* WORK TO BE COMPLETED
Skip the images and return the records below exactly.
** Begin **
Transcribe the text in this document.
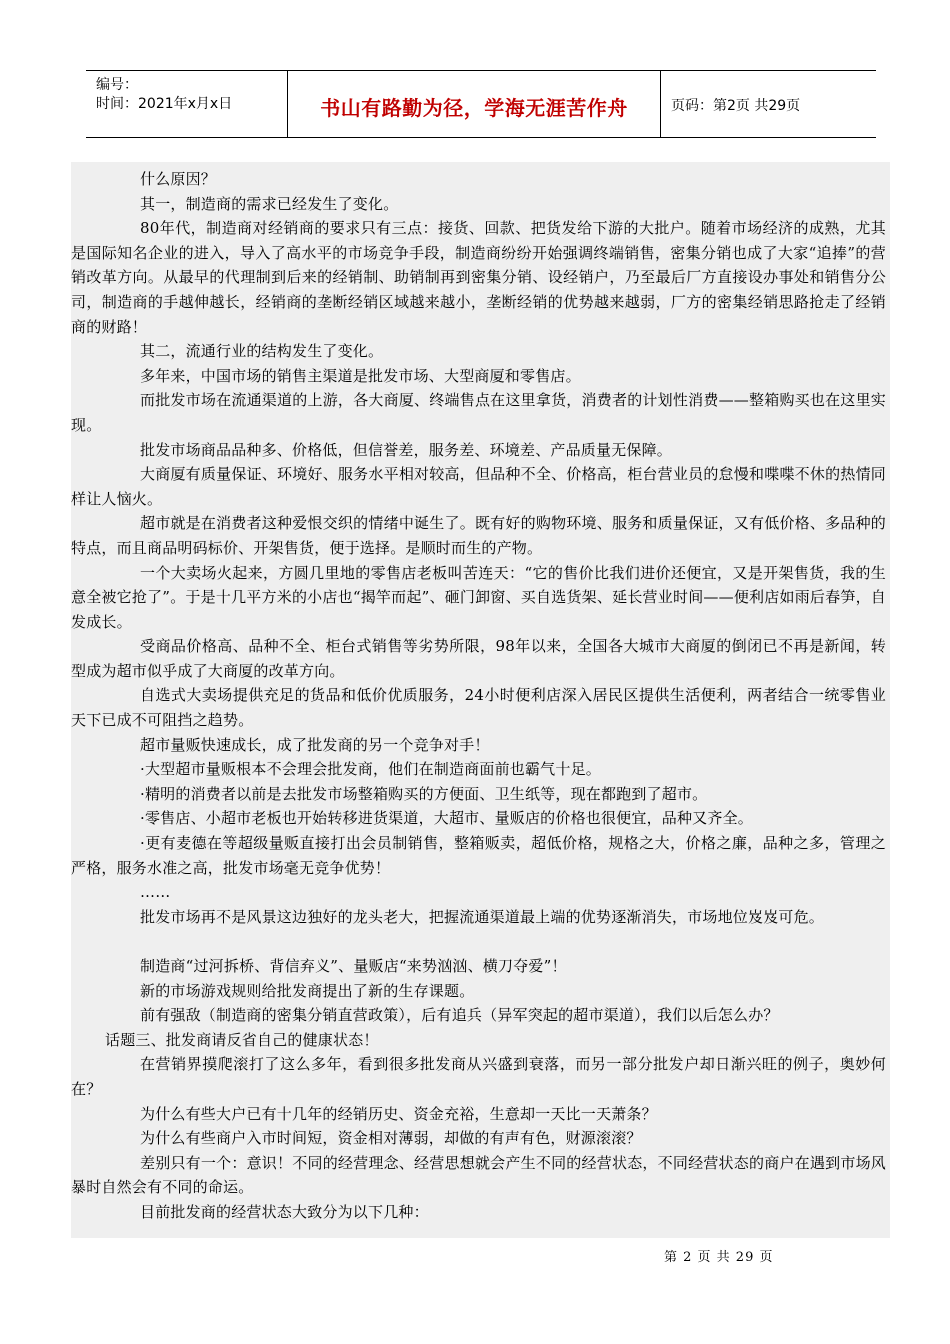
编号：
时间：2021年x月x日	书山有路勤为径，学海无涯苦作舟	页码：第2页 共29页

什么原因？

其一，制造商的需求已经发生了变化。

80年代，制造商对经销商的要求只有三点：接货、回款、把货发给下游的大批户。随着市场经济的成熟，尤其是国际知名企业的进入，导入了高水平的市场竞争手段，制造商纷纷开始强调终端销售，密集分销也成了大家“追捧”的营销改革方向。从最早的代理制到后来的经销制、助销制再到密集分销、设经销户，乃至最后厂方直接设办事处和销售分公司，制造商的手越伸越长，经销商的垄断经销区域越来越小，垄断经销的优势越来越弱，厂方的密集经销思路抢走了经销商的财路！

其二，流通行业的结构发生了变化。

多年来，中国市场的销售主渠道是批发市场、大型商厦和零售店。

而批发市场在流通渠道的上游，各大商厦、终端售点在这里拿货，消费者的计划性消费——整箱购买也在这里实现。

批发市场商品品种多、价格低，但信誉差，服务差、环境差、产品质量无保障。

大商厦有质量保证、环境好、服务水平相对较高，但品种不全、价格高，柜台营业员的怠慢和喋喋不休的热情同样让人恼火。

超市就是在消费者这种爱恨交织的情绪中诞生了。既有好的购物环境、服务和质量保证，又有低价格、多品种的特点，而且商品明码标价、开架售货，便于选择。是顺时而生的产物。

一个大卖场火起来，方圆几里地的零售店老板叫苦连天：“它的售价比我们进价还便宜，又是开架售货，我的生意全被它抢了”。于是十几平方米的小店也“揭竿而起”、砸门卸窗、买自选货架、延长营业时间——便利店如雨后春笋，自发成长。

受商品价格高、品种不全、柜台式销售等劣势所限，98年以来，全国各大城市大商厦的倒闭已不再是新闻，转型成为超市似乎成了大商厦的改革方向。

自选式大卖场提供充足的货品和低价优质服务，24小时便利店深入居民区提供生活便利，两者结合一统零售业天下已成不可阻挡之趋势。

超市量贩快速成长，成了批发商的另一个竞争对手！

·大型超市量贩根本不会理会批发商，他们在制造商面前也霸气十足。

·精明的消费者以前是去批发市场整箱购买的方便面、卫生纸等，现在都跑到了超市。

·零售店、小超市老板也开始转移进货渠道，大超市、量贩店的价格也很便宜，品种又齐全。

·更有麦德在等超级量贩直接打出会员制销售，整箱贩卖，超低价格，规格之大，价格之廉，品种之多，管理之严格，服务水准之高，批发市场毫无竞争优势！

……

批发市场再不是风景这边独好的龙头老大，把握流通渠道最上端的优势逐渐消失，市场地位岌岌可危。

制造商“过河拆桥、背信弃义”、量贩店“来势汹汹、横刀夺爱”！

新的市场游戏规则给批发商提出了新的生存课题。

前有强敌（制造商的密集分销直营政策），后有追兵（异军突起的超市渠道），我们以后怎么办？

话题三、批发商请反省自己的健康状态！

在营销界摸爬滚打了这么多年，看到很多批发商从兴盛到衰落，而另一部分批发户却日渐兴旺的例子，奥妙何在？

为什么有些大户已有十几年的经销历史、资金充裕，生意却一天比一天萧条？

为什么有些商户入市时间短，资金相对薄弱，却做的有声有色，财源滚滚？

差别只有一个：意识！不同的经营理念、经营思想就会产生不同的经营状态，不同经营状态的商户在遇到市场风暴时自然会有不同的命运。

目前批发商的经营状态大致分为以下几种：

第 2 页 共 29 页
** End **
* SOLUTION FOR THIS EXERCISE
Transcribe the text in this document.
编号：
时间：2021年x月x日	书山有路勤为径，学海无涯苦作舟	页码：第2页 共29页

什么原因？

其一，制造商的需求已经发生了变化。

80年代，制造商对经销商的要求只有三点：接货、回款、把货发给下游的大批户。随着市场经济的成熟，尤其是国际知名企业的进入，导入了高水平的市场竞争手段，制造商纷纷开始强调终端销售，密集分销也成了大家“追捧”的营销改革方向。从最早的代理制到后来的经销制、助销制再到密集分销、设经销户，乃至最后厂方直接设办事处和销售分公司，制造商的手越伸越长，经销商的垄断经销区域越来越小，垄断经销的优势越来越弱，厂方的密集经销思路抢走了经销商的财路！

其二，流通行业的结构发生了变化。

多年来，中国市场的销售主渠道是批发市场、大型商厦和零售店。

而批发市场在流通渠道的上游，各大商厦、终端售点在这里拿货，消费者的计划性消费——整箱购买也在这里实现。

批发市场商品品种多、价格低，但信誉差，服务差、环境差、产品质量无保障。

大商厦有质量保证、环境好、服务水平相对较高，但品种不全、价格高，柜台营业员的怠慢和喋喋不休的热情同样让人恼火。

超市就是在消费者这种爱恨交织的情绪中诞生了。既有好的购物环境、服务和质量保证，又有低价格、多品种的特点，而且商品明码标价、开架售货，便于选择。是顺时而生的产物。

一个大卖场火起来，方圆几里地的零售店老板叫苦连天：“它的售价比我们进价还便宜，又是开架售货，我的生意全被它抢了”。于是十几平方米的小店也“揭竿而起”、砸门卸窗、买自选货架、延长营业时间——便利店如雨后春笋，自发成长。

受商品价格高、品种不全、柜台式销售等劣势所限，98年以来，全国各大城市大商厦的倒闭已不再是新闻，转型成为超市似乎成了大商厦的改革方向。

自选式大卖场提供充足的货品和低价优质服务，24小时便利店深入居民区提供生活便利，两者结合一统零售业天下已成不可阻挡之趋势。

超市量贩快速成长，成了批发商的另一个竞争对手！

·大型超市量贩根本不会理会批发商，他们在制造商面前也霸气十足。

·精明的消费者以前是去批发市场整箱购买的方便面、卫生纸等，现在都跑到了超市。

·零售店、小超市老板也开始转移进货渠道，大超市、量贩店的价格也很便宜，品种又齐全。

·更有麦德在等超级量贩直接打出会员制销售，整箱贩卖，超低价格，规格之大，价格之廉，品种之多，管理之严格，服务水准之高，批发市场毫无竞争优势！

……

批发市场再不是风景这边独好的龙头老大，把握流通渠道最上端的优势逐渐消失，市场地位岌岌可危。

制造商“过河拆桥、背信弃义”、量贩店“来势汹汹、横刀夺爱”！

新的市场游戏规则给批发商提出了新的生存课题。

前有强敌（制造商的密集分销直营政策），后有追兵（异军突起的超市渠道），我们以后怎么办？

话题三、批发商请反省自己的健康状态！

在营销界摸爬滚打了这么多年，看到很多批发商从兴盛到衰落，而另一部分批发户却日渐兴旺的例子，奥妙何在？

为什么有些大户已有十几年的经销历史、资金充裕，生意却一天比一天萧条？

为什么有些商户入市时间短，资金相对薄弱，却做的有声有色，财源滚滚？

差别只有一个：意识！不同的经营理念、经营思想就会产生不同的经营状态，不同经营状态的商户在遇到市场风暴时自然会有不同的命运。

目前批发商的经营状态大致分为以下几种：

第 2 页 共 29 页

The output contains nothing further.